PROMPT: Search the material for lines containing the word "perimetrul", and copy each one.

SUPPLIED INFORMATION:
·····
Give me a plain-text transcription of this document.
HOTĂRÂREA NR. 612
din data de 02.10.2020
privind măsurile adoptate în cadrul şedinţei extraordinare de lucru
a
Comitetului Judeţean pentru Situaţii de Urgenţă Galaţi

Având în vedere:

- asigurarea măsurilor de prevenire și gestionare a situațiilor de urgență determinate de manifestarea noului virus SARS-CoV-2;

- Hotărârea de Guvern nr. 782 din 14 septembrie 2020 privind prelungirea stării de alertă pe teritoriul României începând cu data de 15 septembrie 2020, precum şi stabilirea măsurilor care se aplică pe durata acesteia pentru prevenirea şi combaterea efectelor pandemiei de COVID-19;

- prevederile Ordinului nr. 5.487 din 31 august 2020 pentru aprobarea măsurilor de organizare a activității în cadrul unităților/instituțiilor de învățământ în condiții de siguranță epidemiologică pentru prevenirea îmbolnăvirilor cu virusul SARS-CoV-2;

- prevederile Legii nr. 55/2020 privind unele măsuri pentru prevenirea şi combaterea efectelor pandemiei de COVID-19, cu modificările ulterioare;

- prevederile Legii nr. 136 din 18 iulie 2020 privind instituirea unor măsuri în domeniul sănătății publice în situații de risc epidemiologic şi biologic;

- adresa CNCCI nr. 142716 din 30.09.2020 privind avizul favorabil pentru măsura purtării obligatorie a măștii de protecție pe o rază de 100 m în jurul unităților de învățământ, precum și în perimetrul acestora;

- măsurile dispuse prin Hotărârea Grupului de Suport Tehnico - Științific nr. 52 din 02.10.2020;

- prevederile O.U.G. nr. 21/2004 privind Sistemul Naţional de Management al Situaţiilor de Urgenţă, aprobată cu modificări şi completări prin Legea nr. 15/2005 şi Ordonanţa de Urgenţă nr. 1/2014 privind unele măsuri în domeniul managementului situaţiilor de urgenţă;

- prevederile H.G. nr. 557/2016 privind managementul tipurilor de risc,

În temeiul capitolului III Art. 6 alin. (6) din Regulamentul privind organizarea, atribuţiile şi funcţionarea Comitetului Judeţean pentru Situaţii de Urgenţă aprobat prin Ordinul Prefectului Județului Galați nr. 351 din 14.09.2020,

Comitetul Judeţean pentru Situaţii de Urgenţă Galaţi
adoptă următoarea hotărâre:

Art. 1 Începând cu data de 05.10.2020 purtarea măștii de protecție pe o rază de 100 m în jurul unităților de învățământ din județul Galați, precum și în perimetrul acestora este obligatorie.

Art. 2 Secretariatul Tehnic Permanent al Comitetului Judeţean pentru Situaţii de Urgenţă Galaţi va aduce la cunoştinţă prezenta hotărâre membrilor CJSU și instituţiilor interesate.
·····
OUTPUT OF THE TASK:
- adresa CNCCI nr. 142716 din 30.09.2020 privind avizul favorabil pentru măsura purtării obligatorie a măștii de protecție pe o rază de 100 m în jurul unităților de învățământ, precum și în perimetrul acestora;
Art. 1 Începând cu data de 05.10.2020 purtarea măștii de protecție pe o rază de 100 m în jurul unităților de învățământ din județul Galați, precum și în perimetrul acestora este obligatorie.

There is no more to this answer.